_THE PROBLEM_:
From the listing below, pick out each line with the word "Shift".

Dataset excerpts
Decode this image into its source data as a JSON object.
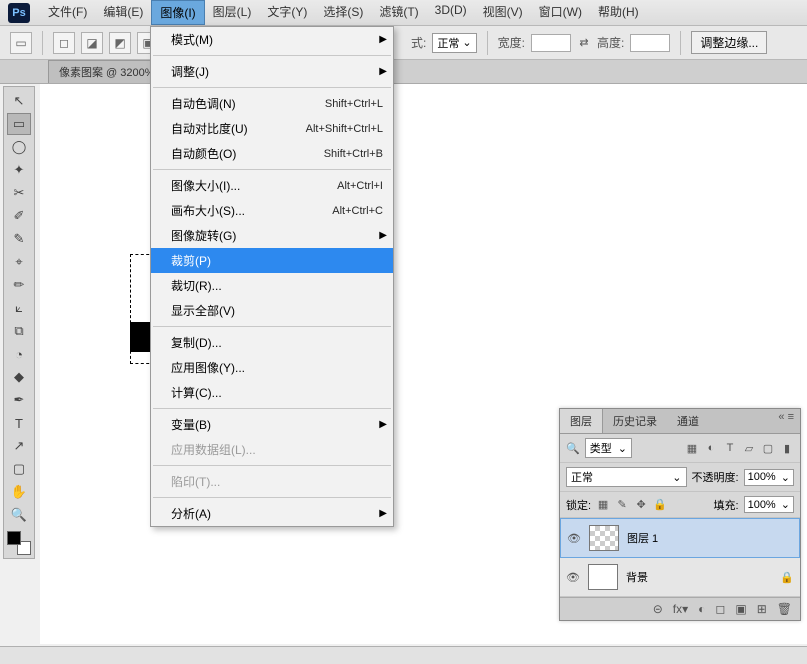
{
  "app": {
    "logo": "Ps"
  },
  "menubar": {
    "items": [
      "文件(F)",
      "编辑(E)",
      "图像(I)",
      "图层(L)",
      "文字(Y)",
      "选择(S)",
      "滤镜(T)",
      "3D(D)",
      "视图(V)",
      "窗口(W)",
      "帮助(H)"
    ],
    "active_index": 2
  },
  "optionsbar": {
    "mode_label": "式:",
    "mode_value": "正常",
    "width_label": "宽度:",
    "height_label": "高度:",
    "adjust_button": "调整边缘..."
  },
  "document_tab": "像素图案 @ 3200%",
  "dropdown": {
    "groups": [
      [
        {
          "label": "模式(M)",
          "shortcut": "",
          "submenu": true
        }
      ],
      [
        {
          "label": "调整(J)",
          "shortcut": "",
          "submenu": true
        }
      ],
      [
        {
          "label": "自动色调(N)",
          "shortcut": "Shift+Ctrl+L"
        },
        {
          "label": "自动对比度(U)",
          "shortcut": "Alt+Shift+Ctrl+L"
        },
        {
          "label": "自动颜色(O)",
          "shortcut": "Shift+Ctrl+B"
        }
      ],
      [
        {
          "label": "图像大小(I)...",
          "shortcut": "Alt+Ctrl+I"
        },
        {
          "label": "画布大小(S)...",
          "shortcut": "Alt+Ctrl+C"
        },
        {
          "label": "图像旋转(G)",
          "shortcut": "",
          "submenu": true
        },
        {
          "label": "裁剪(P)",
          "shortcut": "",
          "highlighted": true
        },
        {
          "label": "裁切(R)...",
          "shortcut": ""
        },
        {
          "label": "显示全部(V)",
          "shortcut": ""
        }
      ],
      [
        {
          "label": "复制(D)...",
          "shortcut": ""
        },
        {
          "label": "应用图像(Y)...",
          "shortcut": ""
        },
        {
          "label": "计算(C)...",
          "shortcut": ""
        }
      ],
      [
        {
          "label": "变量(B)",
          "shortcut": "",
          "submenu": true
        },
        {
          "label": "应用数据组(L)...",
          "shortcut": "",
          "disabled": true
        }
      ],
      [
        {
          "label": "陷印(T)...",
          "shortcut": "",
          "disabled": true
        }
      ],
      [
        {
          "label": "分析(A)",
          "shortcut": "",
          "submenu": true
        }
      ]
    ]
  },
  "tools": [
    "↖",
    "▭",
    "◯",
    "✦",
    "✂",
    "✐",
    "✎",
    "⌖",
    "✏",
    "⟀",
    "⧉",
    "◔",
    "◆",
    "✒",
    "T",
    "↗",
    "▢",
    "✋",
    "🔍"
  ],
  "tools_active_index": 1,
  "panel": {
    "tabs": [
      "图层",
      "历史记录",
      "通道"
    ],
    "active_tab": 0,
    "filter_label": "类型",
    "blend_mode": "正常",
    "opacity_label": "不透明度:",
    "opacity_value": "100%",
    "lock_label": "锁定:",
    "fill_label": "填充:",
    "fill_value": "100%",
    "layers": [
      {
        "name": "图层 1",
        "visible": true,
        "checker": true,
        "selected": true,
        "locked": false
      },
      {
        "name": "背景",
        "visible": true,
        "checker": false,
        "selected": false,
        "locked": true
      }
    ],
    "footer_icons": [
      "⊝",
      "fx▾",
      "◐",
      "◻",
      "▣",
      "⊞",
      "🗑"
    ]
  }
}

_ANSWER TO THE TASK_:
          "shortcut": "Shift+Ctrl+L"
          "shortcut": "Alt+Shift+Ctrl+L"
          "shortcut": "Shift+Ctrl+B"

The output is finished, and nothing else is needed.